== RECORDS SHOWN ==

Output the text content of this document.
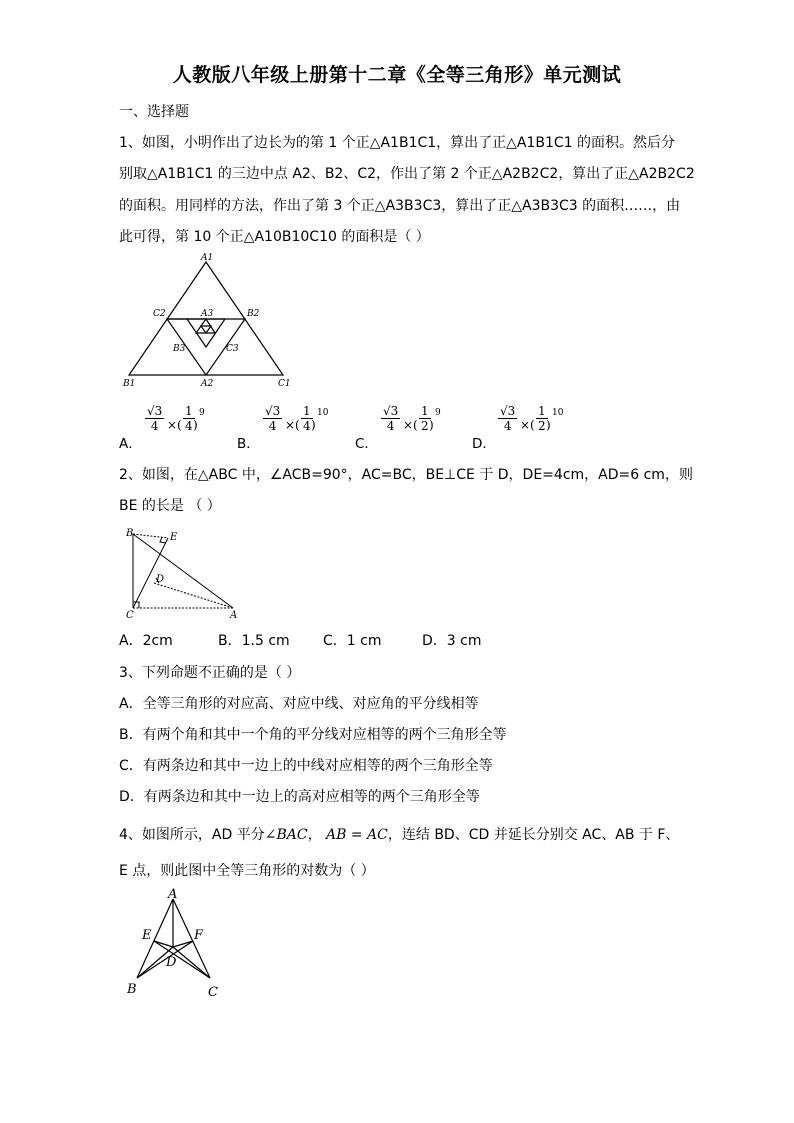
人教版八年级上册第十二章《全等三角形》单元测试
一、选择题
1、如图，小明作出了边长为的第 1 个正△A1B1C1，算出了正△A1B1C1 的面积。然后分
别取△A1B1C1 的三边中点 A2、B2、C2，作出了第 2 个正△A2B2C2，算出了正△A2B2C2
的面积。用同样的方法，作出了第 3 个正△A3B3C3，算出了正△A3B3C3 的面积……，由
此可得，第 10 个正△A10B10C10 的面积是（ ）
A1
C2	B2
A3
B3	C3
B1	A2	C1
A．
$\frac{√3}{4}$ ×( $\frac{1}{4}$
)
9
B．
$\frac{√3}{4}$ ×( $\frac{1}{4}$
)
10
C．
$\frac{√3}{4}$ ×( $\frac{1}{2}$
)
9
D．
$\frac{√3}{4}$ ×( $\frac{1}{2}$
)
10
2、如图，在△ABC 中，∠ACB=90°，AC=BC，BE⊥CE 于 D，DE=4cm，AD=6 cm，则
BE 的长是 （ ）
B	E
D
C	A
A．2cm	B．1.5 cm C．1 cm	D．3 cm
3、下列命题不正确的是（ ）
A．全等三角形的对应高、对应中线、对应角的平分线相等
B．有两个角和其中一个角的平分线对应相等的两个三角形全等
C．有两条边和其中一边上的中线对应相等的两个三角形全等
D．有两条边和其中一边上的高对应相等的两个三角形全等
4、如图所示，AD 平分∠BAC， AB = AC，连结 BD、CD 并延长分别交 AC、AB 于 F、
E 点，则此图中全等三角形的对数为（ ）
A
E	F
D
B	C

===

Send back the data above word for word, with the pictures left out.

=== RESULT OF THIS EXERCISE ===
Output the text content of this document.
人教版八年级上册第十二章《全等三角形》单元测试
一、选择题
1、如图，小明作出了边长为的第 1 个正△A1B1C1，算出了正△A1B1C1 的面积。然后分
别取△A1B1C1 的三边中点 A2、B2、C2，作出了第 2 个正△A2B2C2，算出了正△A2B2C2
的面积。用同样的方法，作出了第 3 个正△A3B3C3，算出了正△A3B3C3 的面积……，由
此可得，第 10 个正△A10B10C10 的面积是（ ）
A1
C2	B2
A3
B3	C3
B1	A2	C1
A．
$\frac{√3}{4}$ ×( $\frac{1}{4}$
)
9
B．
$\frac{√3}{4}$ ×( $\frac{1}{4}$
)
10
C．
$\frac{√3}{4}$ ×( $\frac{1}{2}$
)
9
D．
$\frac{√3}{4}$ ×( $\frac{1}{2}$
)
10
2、如图，在△ABC 中，∠ACB=90°，AC=BC，BE⊥CE 于 D，DE=4cm，AD=6 cm，则
BE 的长是 （ ）
B	E
D
C	A
A．2cm	B．1.5 cm C．1 cm	D．3 cm
3、下列命题不正确的是（ ）
A．全等三角形的对应高、对应中线、对应角的平分线相等
B．有两个角和其中一个角的平分线对应相等的两个三角形全等
C．有两条边和其中一边上的中线对应相等的两个三角形全等
D．有两条边和其中一边上的高对应相等的两个三角形全等
4、如图所示，AD 平分∠BAC， AB = AC，连结 BD、CD 并延长分别交 AC、AB 于 F、
E 点，则此图中全等三角形的对数为（ ）
A
E	F
D
B	C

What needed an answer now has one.